Stated problem:
Read the records and gather each line that includes "就业机会多".

Extracted data:
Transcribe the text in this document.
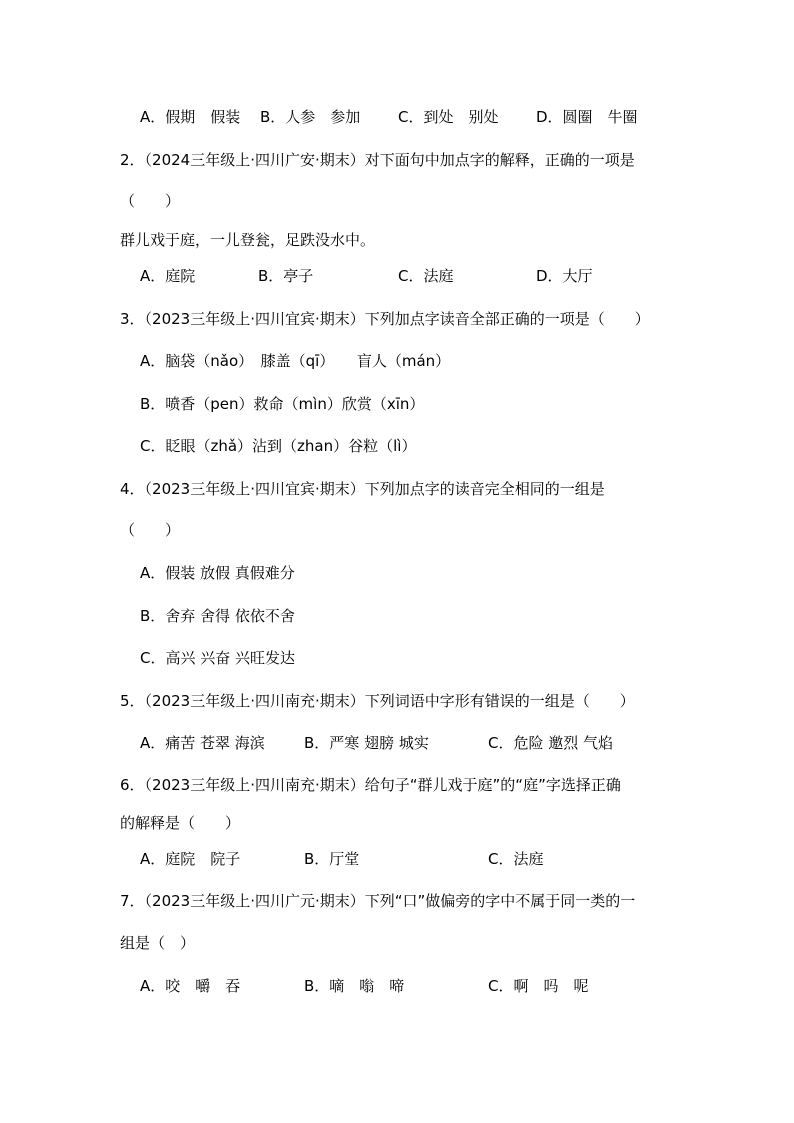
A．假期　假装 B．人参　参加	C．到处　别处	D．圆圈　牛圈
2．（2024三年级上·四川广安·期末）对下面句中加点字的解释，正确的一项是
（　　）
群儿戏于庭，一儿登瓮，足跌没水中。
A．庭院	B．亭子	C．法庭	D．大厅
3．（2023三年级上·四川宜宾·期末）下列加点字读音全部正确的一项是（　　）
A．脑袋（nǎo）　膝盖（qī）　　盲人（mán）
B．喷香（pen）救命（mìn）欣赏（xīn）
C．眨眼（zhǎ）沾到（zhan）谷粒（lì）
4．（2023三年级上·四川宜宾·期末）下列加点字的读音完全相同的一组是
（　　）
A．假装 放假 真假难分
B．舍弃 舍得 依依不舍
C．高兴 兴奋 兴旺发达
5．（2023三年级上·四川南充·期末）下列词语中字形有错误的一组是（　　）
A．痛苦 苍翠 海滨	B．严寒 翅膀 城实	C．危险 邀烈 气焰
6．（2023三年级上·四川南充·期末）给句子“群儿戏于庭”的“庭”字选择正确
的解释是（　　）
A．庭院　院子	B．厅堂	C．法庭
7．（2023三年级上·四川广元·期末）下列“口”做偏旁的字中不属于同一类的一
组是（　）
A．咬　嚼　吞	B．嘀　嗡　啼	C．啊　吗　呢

==

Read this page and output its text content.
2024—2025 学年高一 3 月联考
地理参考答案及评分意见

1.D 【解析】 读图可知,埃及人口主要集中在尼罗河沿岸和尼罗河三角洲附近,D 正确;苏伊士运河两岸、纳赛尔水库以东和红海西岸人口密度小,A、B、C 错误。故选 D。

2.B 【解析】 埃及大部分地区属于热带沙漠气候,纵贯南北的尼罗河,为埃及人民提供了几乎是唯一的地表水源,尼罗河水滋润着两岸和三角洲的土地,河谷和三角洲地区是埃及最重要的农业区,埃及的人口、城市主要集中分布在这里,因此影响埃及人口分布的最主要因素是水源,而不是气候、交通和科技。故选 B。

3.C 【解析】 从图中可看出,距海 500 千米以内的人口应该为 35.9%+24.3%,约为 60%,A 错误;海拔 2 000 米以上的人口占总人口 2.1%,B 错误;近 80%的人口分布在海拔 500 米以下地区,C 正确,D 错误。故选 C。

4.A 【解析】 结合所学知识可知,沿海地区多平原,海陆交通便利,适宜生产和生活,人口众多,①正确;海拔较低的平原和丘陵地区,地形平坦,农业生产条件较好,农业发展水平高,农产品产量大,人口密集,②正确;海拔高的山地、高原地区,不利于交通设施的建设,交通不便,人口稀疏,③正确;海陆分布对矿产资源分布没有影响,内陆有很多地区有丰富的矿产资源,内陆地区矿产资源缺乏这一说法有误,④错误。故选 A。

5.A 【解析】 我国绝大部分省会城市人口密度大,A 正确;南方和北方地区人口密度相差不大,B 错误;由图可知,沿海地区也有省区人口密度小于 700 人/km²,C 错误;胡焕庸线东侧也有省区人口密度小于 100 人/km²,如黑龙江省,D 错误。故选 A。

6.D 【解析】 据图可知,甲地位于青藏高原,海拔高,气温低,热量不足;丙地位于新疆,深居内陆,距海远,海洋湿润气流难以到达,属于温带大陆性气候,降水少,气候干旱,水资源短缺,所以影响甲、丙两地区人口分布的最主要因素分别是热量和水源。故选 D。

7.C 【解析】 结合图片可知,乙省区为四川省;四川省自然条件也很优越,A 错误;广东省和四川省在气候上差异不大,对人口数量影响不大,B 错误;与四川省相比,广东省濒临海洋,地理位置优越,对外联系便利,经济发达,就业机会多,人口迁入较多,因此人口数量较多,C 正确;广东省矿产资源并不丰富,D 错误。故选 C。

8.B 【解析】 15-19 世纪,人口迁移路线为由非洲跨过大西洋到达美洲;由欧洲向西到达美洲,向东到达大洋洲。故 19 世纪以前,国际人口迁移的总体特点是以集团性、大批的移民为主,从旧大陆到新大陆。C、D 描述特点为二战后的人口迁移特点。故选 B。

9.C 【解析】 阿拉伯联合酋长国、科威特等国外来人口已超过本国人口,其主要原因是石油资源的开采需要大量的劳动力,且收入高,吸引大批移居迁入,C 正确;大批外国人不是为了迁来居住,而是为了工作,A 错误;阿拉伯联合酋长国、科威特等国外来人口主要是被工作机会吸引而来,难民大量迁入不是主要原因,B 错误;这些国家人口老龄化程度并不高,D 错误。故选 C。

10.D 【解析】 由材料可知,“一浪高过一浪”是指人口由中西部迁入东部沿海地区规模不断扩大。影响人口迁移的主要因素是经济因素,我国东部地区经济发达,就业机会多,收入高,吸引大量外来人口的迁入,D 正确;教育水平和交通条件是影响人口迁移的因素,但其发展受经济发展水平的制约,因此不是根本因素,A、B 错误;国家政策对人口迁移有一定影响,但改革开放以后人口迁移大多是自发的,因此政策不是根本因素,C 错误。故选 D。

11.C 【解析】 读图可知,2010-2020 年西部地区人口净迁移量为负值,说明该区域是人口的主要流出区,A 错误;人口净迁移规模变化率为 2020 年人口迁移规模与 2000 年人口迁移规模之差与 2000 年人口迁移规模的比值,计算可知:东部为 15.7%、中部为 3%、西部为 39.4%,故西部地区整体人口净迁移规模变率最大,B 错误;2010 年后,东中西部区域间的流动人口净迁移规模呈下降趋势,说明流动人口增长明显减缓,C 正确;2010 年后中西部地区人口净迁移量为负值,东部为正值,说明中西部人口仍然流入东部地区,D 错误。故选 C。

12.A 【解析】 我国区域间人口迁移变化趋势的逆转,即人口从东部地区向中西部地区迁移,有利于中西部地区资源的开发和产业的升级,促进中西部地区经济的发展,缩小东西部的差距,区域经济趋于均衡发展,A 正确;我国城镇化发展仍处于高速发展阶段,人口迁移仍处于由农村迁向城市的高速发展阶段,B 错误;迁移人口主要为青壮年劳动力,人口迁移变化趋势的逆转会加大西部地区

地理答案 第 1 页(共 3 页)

Final result:
7.C 【解析】 结合图片可知,乙省区为四川省;四川省自然条件也很优越,A 错误;广东省和四川省在气候上差异不大,对人口数量影响不大,B 错误;与四川省相比,广东省濒临海洋,地理位置优越,对外联系便利,经济发达,就业机会多,人口迁入较多,因此人口数量较多,C 正确;广东省矿产资源并不丰富,D 错误。故选 C。
10.D 【解析】 由材料可知,“一浪高过一浪”是指人口由中西部迁入东部沿海地区规模不断扩大。影响人口迁移的主要因素是经济因素,我国东部地区经济发达,就业机会多,收入高,吸引大量外来人口的迁入,D 正确;教育水平和交通条件是影响人口迁移的因素,但其发展受经济发展水平的制约,因此不是根本因素,A、B 错误;国家政策对人口迁移有一定影响,但改革开放以后人口迁移大多是自发的,因此政策不是根本因素,C 错误。故选 D。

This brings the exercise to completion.